### [The task]
All of the material below is to be returned exactly.

[Start of Working data]

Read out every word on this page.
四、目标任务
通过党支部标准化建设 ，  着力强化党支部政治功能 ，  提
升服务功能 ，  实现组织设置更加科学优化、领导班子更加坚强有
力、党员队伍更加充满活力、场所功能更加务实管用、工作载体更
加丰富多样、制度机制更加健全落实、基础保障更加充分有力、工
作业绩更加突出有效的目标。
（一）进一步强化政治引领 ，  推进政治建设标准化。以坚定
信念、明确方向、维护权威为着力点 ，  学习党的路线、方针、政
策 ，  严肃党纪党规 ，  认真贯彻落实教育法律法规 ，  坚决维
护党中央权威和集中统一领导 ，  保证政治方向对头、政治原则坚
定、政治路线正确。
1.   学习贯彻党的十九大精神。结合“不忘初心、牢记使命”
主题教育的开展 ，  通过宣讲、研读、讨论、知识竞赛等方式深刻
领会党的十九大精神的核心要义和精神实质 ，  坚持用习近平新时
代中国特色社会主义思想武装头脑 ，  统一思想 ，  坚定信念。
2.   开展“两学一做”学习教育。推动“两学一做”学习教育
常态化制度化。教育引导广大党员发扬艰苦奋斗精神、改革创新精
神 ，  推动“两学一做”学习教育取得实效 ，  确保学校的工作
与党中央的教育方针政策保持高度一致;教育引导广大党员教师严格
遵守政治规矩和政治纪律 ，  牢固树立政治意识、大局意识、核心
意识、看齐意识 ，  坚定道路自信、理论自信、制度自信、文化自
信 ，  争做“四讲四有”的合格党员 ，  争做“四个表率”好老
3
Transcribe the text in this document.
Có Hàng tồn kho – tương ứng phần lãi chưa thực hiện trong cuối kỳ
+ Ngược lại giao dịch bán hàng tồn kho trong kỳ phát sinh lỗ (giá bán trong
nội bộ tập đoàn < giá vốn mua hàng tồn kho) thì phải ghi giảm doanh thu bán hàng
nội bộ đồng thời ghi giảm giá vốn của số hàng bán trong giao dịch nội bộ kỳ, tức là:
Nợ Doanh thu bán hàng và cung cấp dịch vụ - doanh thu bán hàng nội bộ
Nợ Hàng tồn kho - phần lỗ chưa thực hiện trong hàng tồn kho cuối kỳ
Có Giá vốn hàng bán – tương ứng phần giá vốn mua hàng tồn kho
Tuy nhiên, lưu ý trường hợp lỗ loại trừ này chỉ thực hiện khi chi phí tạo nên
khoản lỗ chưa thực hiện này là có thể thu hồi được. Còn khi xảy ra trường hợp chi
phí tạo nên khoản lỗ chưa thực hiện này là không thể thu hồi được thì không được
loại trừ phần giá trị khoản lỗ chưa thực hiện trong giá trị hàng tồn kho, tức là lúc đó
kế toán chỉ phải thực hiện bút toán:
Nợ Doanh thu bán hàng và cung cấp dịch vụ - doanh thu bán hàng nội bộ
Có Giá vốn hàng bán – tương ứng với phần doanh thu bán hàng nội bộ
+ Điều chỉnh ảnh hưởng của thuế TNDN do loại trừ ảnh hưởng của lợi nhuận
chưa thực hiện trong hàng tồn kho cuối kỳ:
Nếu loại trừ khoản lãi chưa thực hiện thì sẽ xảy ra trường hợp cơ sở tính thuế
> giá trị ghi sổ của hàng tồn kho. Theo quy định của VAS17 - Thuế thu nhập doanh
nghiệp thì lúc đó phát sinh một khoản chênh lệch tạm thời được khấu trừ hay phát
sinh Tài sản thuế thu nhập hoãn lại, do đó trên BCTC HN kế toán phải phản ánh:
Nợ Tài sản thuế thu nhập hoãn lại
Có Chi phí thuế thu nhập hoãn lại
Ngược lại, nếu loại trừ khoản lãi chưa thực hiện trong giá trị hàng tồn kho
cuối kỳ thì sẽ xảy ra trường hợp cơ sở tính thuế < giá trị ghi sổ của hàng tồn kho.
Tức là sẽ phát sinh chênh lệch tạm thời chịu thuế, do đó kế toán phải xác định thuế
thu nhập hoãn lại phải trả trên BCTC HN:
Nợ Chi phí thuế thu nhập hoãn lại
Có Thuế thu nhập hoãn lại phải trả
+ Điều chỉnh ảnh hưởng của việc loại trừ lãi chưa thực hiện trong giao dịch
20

[End of Working data]

### [Written response]
Read out every word on this page.
四、目标任务
通过党支部标准化建设 ，  着力强化党支部政治功能 ，  提
升服务功能 ，  实现组织设置更加科学优化、领导班子更加坚强有
力、党员队伍更加充满活力、场所功能更加务实管用、工作载体更
加丰富多样、制度机制更加健全落实、基础保障更加充分有力、工
作业绩更加突出有效的目标。
（一）进一步强化政治引领 ，  推进政治建设标准化。以坚定
信念、明确方向、维护权威为着力点 ，  学习党的路线、方针、政
策 ，  严肃党纪党规 ，  认真贯彻落实教育法律法规 ，  坚决维
护党中央权威和集中统一领导 ，  保证政治方向对头、政治原则坚
定、政治路线正确。
1.   学习贯彻党的十九大精神。结合“不忘初心、牢记使命”
主题教育的开展 ，  通过宣讲、研读、讨论、知识竞赛等方式深刻
领会党的十九大精神的核心要义和精神实质 ，  坚持用习近平新时
代中国特色社会主义思想武装头脑 ，  统一思想 ，  坚定信念。
2.   开展“两学一做”学习教育。推动“两学一做”学习教育
常态化制度化。教育引导广大党员发扬艰苦奋斗精神、改革创新精
神 ，  推动“两学一做”学习教育取得实效 ，  确保学校的工作
与党中央的教育方针政策保持高度一致;教育引导广大党员教师严格
遵守政治规矩和政治纪律 ，  牢固树立政治意识、大局意识、核心
意识、看齐意识 ，  坚定道路自信、理论自信、制度自信、文化自
信 ，  争做“四讲四有”的合格党员 ，  争做“四个表率”好老
3
Transcribe the text in this document.
Có Hàng tồn kho – tương ứng phần lãi chưa thực hiện trong cuối kỳ
+ Ngược lại giao dịch bán hàng tồn kho trong kỳ phát sinh lỗ (giá bán trong
nội bộ tập đoàn < giá vốn mua hàng tồn kho) thì phải ghi giảm doanh thu bán hàng
nội bộ đồng thời ghi giảm giá vốn của số hàng bán trong giao dịch nội bộ kỳ, tức là:
Nợ Doanh thu bán hàng và cung cấp dịch vụ - doanh thu bán hàng nội bộ
Nợ Hàng tồn kho - phần lỗ chưa thực hiện trong hàng tồn kho cuối kỳ
Có Giá vốn hàng bán – tương ứng phần giá vốn mua hàng tồn kho
Tuy nhiên, lưu ý trường hợp lỗ loại trừ này chỉ thực hiện khi chi phí tạo nên
khoản lỗ chưa thực hiện này là có thể thu hồi được. Còn khi xảy ra trường hợp chi
phí tạo nên khoản lỗ chưa thực hiện này là không thể thu hồi được thì không được
loại trừ phần giá trị khoản lỗ chưa thực hiện trong giá trị hàng tồn kho, tức là lúc đó
kế toán chỉ phải thực hiện bút toán:
Nợ Doanh thu bán hàng và cung cấp dịch vụ - doanh thu bán hàng nội bộ
Có Giá vốn hàng bán – tương ứng với phần doanh thu bán hàng nội bộ
+ Điều chỉnh ảnh hưởng của thuế TNDN do loại trừ ảnh hưởng của lợi nhuận
chưa thực hiện trong hàng tồn kho cuối kỳ:
Nếu loại trừ khoản lãi chưa thực hiện thì sẽ xảy ra trường hợp cơ sở tính thuế
> giá trị ghi sổ của hàng tồn kho. Theo quy định của VAS17 - Thuế thu nhập doanh
nghiệp thì lúc đó phát sinh một khoản chênh lệch tạm thời được khấu trừ hay phát
sinh Tài sản thuế thu nhập hoãn lại, do đó trên BCTC HN kế toán phải phản ánh:
Nợ Tài sản thuế thu nhập hoãn lại
Có Chi phí thuế thu nhập hoãn lại
Ngược lại, nếu loại trừ khoản lãi chưa thực hiện trong giá trị hàng tồn kho
cuối kỳ thì sẽ xảy ra trường hợp cơ sở tính thuế < giá trị ghi sổ của hàng tồn kho.
Tức là sẽ phát sinh chênh lệch tạm thời chịu thuế, do đó kế toán phải xác định thuế
thu nhập hoãn lại phải trả trên BCTC HN:
Nợ Chi phí thuế thu nhập hoãn lại
Có Thuế thu nhập hoãn lại phải trả
+ Điều chỉnh ảnh hưởng của việc loại trừ lãi chưa thực hiện trong giao dịch
20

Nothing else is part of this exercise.